WORK TO BE COMPLETED
Render the entries from the start up to and including the line that contains "697, 683, 718]" as a Markdown table with two columns, Row (the row number) and Line (the line itself). Leave out any blank lines.

Layout records

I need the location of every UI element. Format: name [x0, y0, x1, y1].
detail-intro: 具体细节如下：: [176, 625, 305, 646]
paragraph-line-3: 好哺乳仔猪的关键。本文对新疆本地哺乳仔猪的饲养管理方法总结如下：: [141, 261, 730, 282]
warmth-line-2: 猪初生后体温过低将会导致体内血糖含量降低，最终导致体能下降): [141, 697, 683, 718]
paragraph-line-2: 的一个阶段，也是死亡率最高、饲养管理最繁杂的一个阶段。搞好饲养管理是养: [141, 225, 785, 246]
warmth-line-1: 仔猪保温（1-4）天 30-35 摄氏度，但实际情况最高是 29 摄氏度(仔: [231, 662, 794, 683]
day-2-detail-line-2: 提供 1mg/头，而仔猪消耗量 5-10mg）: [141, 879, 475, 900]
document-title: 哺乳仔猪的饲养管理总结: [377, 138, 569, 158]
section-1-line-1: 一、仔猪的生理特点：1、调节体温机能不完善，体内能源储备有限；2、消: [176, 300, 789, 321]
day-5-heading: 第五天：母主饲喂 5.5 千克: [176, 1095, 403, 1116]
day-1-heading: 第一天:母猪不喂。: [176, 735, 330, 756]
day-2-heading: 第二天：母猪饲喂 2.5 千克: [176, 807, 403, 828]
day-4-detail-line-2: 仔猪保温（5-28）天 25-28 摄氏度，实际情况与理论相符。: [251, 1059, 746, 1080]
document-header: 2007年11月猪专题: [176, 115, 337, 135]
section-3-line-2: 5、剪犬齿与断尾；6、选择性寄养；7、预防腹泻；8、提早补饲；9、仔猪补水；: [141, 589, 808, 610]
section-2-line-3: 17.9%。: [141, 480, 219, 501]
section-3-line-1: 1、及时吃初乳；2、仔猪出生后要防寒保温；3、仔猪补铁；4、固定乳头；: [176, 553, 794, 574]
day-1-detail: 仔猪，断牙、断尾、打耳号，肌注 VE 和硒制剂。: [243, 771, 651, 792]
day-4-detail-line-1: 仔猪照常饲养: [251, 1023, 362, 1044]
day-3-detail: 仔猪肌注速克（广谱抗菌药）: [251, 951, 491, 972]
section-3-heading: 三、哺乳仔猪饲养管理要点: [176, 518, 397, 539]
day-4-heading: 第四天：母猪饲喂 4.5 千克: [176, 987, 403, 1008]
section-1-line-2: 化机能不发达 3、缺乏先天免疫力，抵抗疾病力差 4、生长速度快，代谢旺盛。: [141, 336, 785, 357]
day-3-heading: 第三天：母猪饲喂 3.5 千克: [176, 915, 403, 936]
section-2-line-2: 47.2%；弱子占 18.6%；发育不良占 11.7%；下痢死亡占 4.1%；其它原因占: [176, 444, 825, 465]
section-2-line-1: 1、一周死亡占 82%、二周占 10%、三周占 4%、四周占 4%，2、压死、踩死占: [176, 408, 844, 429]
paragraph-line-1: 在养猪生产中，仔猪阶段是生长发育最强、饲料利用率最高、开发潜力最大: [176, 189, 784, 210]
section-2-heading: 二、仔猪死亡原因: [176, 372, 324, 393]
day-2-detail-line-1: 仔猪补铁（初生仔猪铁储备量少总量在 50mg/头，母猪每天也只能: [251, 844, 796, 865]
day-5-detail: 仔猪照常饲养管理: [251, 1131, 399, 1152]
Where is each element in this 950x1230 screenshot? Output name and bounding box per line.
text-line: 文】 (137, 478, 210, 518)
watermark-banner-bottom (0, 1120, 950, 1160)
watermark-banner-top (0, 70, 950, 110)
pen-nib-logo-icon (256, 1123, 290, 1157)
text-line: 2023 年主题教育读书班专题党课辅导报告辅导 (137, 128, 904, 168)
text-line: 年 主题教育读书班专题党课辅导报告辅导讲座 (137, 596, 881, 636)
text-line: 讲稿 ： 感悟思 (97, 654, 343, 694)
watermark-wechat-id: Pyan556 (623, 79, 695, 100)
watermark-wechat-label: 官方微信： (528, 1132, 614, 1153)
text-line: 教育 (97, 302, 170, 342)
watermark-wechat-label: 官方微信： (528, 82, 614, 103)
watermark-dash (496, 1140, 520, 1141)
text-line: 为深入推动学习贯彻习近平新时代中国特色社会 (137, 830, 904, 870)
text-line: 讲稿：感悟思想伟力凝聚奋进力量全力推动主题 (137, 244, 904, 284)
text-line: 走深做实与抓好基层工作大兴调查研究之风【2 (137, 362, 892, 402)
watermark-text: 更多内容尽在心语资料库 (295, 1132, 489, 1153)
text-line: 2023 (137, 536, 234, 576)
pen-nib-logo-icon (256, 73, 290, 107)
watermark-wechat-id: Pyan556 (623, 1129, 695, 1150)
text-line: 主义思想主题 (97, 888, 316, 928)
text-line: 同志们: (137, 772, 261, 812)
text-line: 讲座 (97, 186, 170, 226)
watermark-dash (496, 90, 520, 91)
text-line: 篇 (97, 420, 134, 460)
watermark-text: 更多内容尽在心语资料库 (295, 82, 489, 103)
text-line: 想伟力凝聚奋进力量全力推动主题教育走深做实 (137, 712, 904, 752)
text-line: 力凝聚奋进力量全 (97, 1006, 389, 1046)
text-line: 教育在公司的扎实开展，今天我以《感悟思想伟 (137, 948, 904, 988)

RESULT FOR THIS TASK
| Row | Line |
|---|---|
| 1 | I need the location of every UI element. Format: name [x0, y0, x1, y1]. |
| 2 | detail-intro: 具体细节如下：: [176, 625, 305, 646] |
| 3 | paragraph-line-3: 好哺乳仔猪的关键。本文对新疆本地哺乳仔猪的饲养管理方法总结如下：: [141, 261, 730, 282] |
| 4 | warmth-line-2: 猪初生后体温过低将会导致体内血糖含量降低，最终导致体能下降): [141, 697, 683, 718] |